*** Source data ***

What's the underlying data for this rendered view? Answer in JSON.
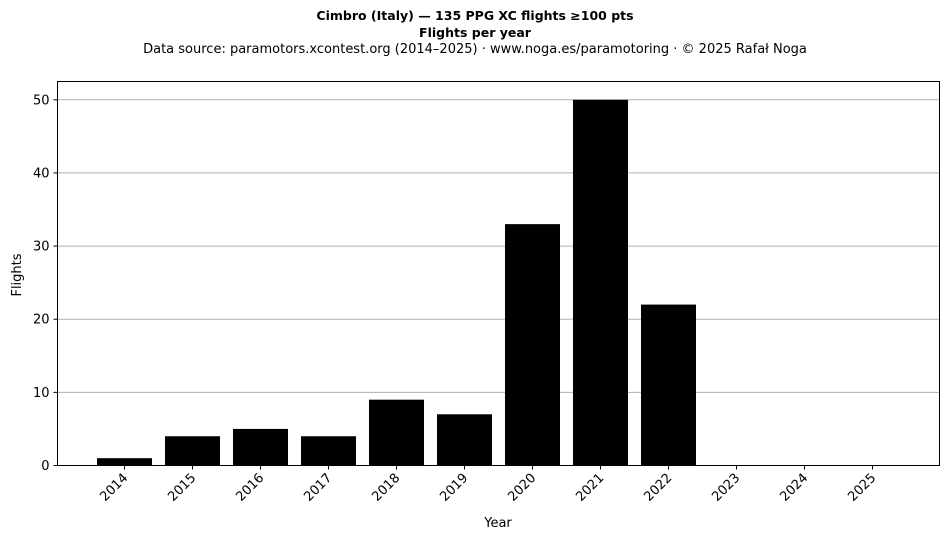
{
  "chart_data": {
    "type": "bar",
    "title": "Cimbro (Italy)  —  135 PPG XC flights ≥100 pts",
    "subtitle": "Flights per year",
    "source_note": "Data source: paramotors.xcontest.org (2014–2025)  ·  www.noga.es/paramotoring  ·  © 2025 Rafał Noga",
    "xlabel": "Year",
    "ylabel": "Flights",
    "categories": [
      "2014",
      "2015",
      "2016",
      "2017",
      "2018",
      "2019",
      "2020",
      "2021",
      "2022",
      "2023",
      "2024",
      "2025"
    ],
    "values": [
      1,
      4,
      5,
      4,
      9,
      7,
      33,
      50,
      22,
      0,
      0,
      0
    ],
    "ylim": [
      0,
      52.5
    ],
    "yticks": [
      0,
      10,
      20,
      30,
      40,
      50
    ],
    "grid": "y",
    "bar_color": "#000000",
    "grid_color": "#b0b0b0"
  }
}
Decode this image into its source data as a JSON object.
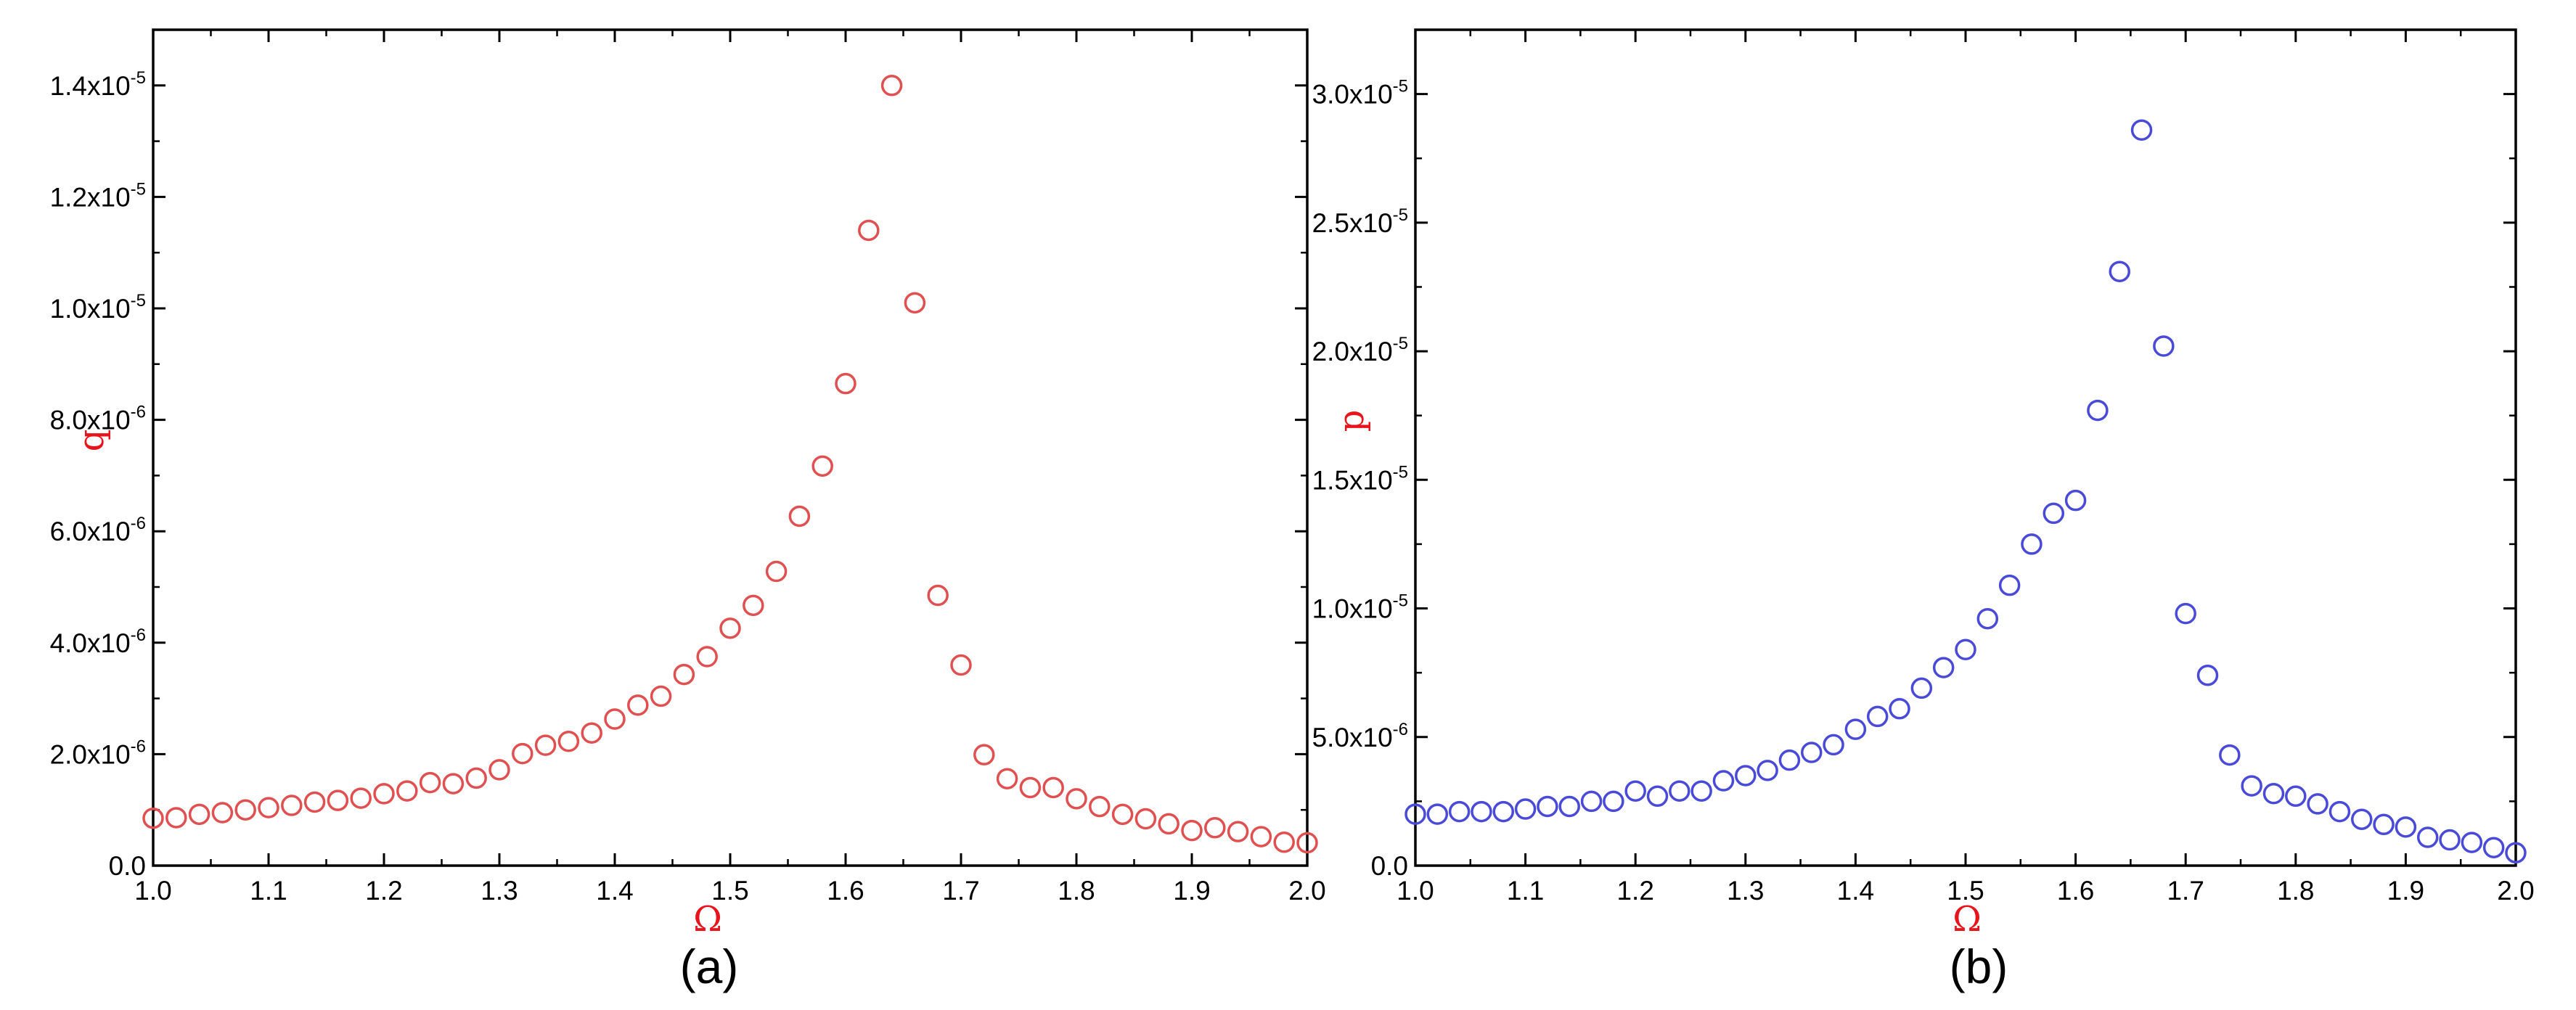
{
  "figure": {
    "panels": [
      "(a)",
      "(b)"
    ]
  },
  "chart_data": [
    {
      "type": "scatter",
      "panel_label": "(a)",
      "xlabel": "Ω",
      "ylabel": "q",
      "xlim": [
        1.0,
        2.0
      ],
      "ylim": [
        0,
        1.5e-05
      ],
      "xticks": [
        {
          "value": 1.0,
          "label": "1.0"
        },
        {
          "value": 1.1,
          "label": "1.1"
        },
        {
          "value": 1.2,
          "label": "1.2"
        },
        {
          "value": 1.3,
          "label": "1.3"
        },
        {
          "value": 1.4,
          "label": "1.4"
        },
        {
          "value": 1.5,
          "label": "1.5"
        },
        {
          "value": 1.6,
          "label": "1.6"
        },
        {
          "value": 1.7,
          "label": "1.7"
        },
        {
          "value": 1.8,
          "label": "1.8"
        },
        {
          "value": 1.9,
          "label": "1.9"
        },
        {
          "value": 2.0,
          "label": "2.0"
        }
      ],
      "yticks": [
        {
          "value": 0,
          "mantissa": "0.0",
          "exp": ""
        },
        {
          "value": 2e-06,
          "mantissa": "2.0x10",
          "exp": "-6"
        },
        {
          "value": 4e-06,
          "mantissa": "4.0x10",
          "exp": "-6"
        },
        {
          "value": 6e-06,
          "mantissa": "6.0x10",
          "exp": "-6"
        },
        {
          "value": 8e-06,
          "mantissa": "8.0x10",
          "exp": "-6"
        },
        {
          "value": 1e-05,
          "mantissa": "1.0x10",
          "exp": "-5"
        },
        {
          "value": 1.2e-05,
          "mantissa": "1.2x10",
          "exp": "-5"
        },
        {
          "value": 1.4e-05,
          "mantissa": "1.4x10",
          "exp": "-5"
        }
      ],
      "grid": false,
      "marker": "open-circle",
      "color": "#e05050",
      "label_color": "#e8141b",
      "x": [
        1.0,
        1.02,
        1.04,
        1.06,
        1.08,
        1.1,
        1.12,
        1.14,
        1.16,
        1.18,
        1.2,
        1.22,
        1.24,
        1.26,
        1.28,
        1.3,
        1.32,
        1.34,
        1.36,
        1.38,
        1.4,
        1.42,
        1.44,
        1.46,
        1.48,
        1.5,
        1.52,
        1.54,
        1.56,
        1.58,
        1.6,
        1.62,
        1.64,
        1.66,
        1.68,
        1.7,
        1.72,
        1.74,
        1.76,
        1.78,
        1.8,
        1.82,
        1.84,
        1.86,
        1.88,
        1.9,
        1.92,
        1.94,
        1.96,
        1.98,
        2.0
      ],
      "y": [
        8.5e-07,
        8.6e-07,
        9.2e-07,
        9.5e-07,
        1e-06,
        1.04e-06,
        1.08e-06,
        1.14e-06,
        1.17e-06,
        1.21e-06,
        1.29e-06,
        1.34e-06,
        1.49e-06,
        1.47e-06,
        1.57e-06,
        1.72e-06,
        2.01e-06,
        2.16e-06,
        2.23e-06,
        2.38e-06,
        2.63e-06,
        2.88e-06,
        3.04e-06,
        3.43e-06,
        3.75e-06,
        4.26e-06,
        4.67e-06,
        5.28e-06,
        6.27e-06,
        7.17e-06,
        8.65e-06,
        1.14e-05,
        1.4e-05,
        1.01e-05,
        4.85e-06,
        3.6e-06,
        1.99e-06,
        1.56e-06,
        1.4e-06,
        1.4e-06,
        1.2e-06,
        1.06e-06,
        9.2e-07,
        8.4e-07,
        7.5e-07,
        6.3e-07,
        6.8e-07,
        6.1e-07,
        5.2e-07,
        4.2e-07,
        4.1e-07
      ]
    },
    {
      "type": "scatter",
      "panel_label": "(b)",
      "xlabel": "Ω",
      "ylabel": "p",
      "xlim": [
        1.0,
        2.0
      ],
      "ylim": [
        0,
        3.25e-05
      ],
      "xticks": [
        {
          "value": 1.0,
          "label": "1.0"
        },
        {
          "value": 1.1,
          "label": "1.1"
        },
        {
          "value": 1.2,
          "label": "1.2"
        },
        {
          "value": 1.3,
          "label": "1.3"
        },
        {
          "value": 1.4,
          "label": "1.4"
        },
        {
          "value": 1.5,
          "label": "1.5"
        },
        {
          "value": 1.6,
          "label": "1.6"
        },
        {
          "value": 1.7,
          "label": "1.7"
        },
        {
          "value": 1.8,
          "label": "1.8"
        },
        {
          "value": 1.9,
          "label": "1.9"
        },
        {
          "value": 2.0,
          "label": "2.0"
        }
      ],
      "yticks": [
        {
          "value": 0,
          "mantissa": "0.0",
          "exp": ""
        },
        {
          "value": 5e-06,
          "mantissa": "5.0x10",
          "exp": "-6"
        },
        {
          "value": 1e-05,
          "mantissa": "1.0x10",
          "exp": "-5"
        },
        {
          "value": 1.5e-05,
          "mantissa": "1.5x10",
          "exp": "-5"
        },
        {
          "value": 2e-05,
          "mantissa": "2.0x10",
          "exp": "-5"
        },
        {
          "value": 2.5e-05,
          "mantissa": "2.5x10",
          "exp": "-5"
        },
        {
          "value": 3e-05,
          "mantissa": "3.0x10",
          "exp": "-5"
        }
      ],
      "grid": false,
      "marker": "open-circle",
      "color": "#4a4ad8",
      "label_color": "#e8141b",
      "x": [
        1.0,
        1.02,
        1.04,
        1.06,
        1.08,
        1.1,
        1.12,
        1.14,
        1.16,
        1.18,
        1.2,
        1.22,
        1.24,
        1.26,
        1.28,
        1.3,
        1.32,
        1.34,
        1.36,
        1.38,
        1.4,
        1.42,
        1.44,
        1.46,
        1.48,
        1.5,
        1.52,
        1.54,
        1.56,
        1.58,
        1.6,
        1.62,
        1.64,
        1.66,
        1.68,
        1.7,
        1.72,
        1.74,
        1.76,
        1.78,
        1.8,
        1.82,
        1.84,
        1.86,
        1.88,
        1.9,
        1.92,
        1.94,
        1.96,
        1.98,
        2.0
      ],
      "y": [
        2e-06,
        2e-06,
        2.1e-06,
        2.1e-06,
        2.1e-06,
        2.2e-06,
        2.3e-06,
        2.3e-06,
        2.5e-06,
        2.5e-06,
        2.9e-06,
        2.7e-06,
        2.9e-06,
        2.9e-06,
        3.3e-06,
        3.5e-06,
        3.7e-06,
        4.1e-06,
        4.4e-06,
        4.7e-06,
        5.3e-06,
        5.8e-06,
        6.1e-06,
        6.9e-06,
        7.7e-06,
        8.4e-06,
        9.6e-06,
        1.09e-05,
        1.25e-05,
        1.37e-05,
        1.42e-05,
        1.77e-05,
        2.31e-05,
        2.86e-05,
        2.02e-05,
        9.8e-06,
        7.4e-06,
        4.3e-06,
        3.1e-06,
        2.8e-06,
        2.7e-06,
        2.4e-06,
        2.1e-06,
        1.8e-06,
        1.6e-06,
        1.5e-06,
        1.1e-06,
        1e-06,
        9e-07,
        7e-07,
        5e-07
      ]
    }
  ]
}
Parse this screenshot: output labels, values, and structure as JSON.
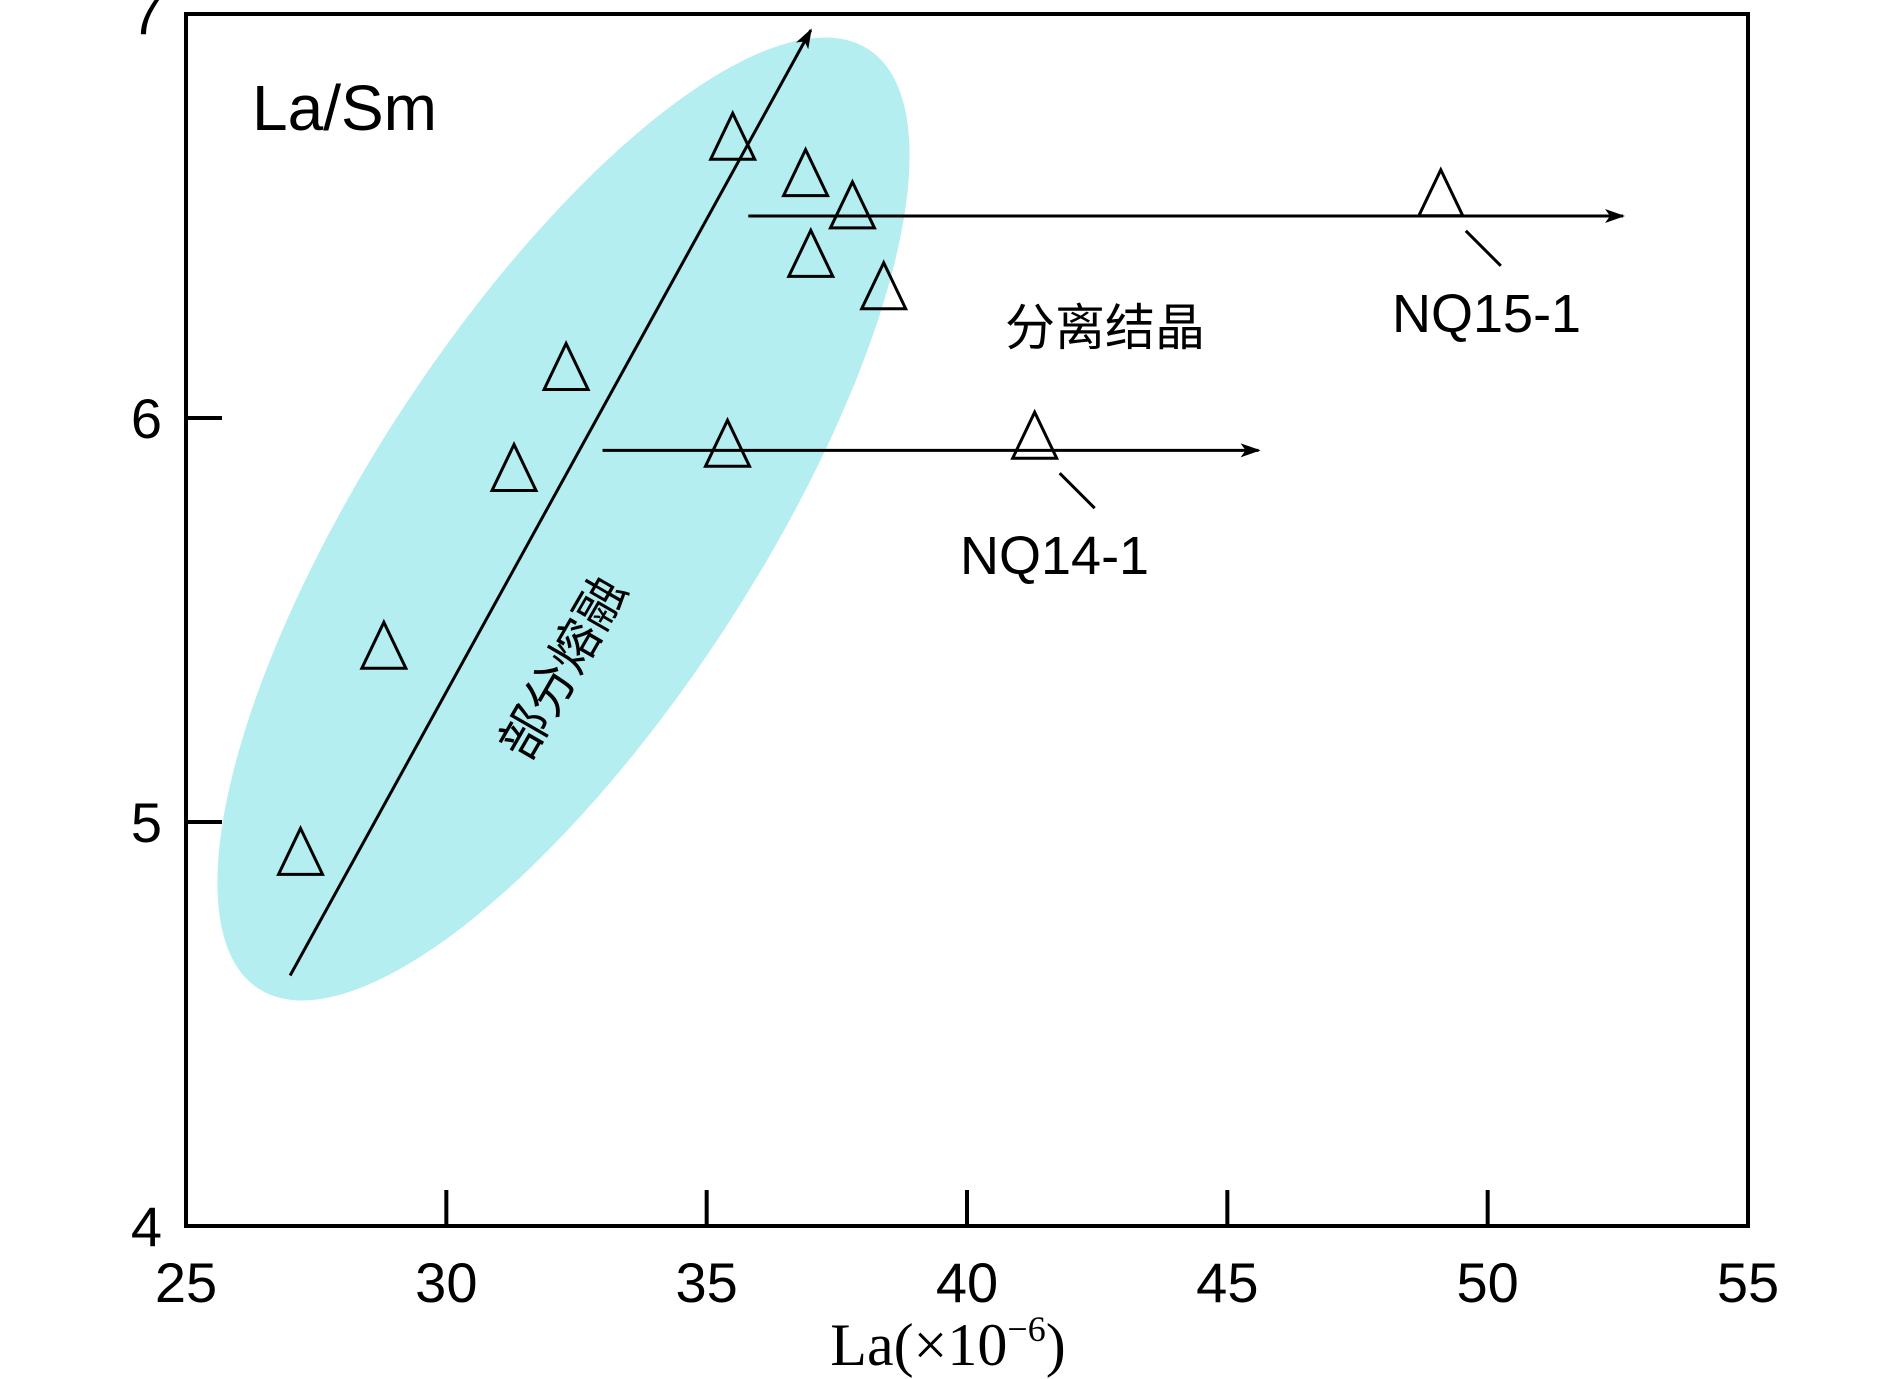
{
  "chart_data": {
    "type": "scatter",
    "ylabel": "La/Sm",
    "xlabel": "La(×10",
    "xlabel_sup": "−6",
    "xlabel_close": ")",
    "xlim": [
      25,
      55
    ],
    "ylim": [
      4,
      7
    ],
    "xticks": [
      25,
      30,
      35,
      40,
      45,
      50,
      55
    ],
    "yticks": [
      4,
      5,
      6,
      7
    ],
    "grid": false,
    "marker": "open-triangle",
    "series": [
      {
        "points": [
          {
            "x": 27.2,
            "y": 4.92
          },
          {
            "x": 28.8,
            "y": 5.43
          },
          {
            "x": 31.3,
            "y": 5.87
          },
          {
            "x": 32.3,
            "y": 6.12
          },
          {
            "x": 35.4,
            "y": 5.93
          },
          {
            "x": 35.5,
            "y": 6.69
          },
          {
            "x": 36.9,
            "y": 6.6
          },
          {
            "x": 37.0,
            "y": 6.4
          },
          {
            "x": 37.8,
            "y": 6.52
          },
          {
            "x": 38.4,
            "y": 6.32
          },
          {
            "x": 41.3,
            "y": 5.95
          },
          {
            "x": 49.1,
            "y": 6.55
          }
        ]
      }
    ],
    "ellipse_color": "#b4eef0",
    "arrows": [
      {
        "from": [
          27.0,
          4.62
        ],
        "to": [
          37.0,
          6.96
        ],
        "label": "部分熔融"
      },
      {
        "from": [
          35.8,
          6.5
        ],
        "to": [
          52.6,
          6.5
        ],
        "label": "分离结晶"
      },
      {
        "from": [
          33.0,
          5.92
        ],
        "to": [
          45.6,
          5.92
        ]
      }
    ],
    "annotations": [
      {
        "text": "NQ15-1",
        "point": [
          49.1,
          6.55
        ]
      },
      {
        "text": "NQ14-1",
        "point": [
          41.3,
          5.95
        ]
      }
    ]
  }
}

***

* **The request**
In the material above, find the lines that contain "values" and show them.

* **Solution**
    "values": [
Parse this screenshot: output labels, values, and structure as JSON.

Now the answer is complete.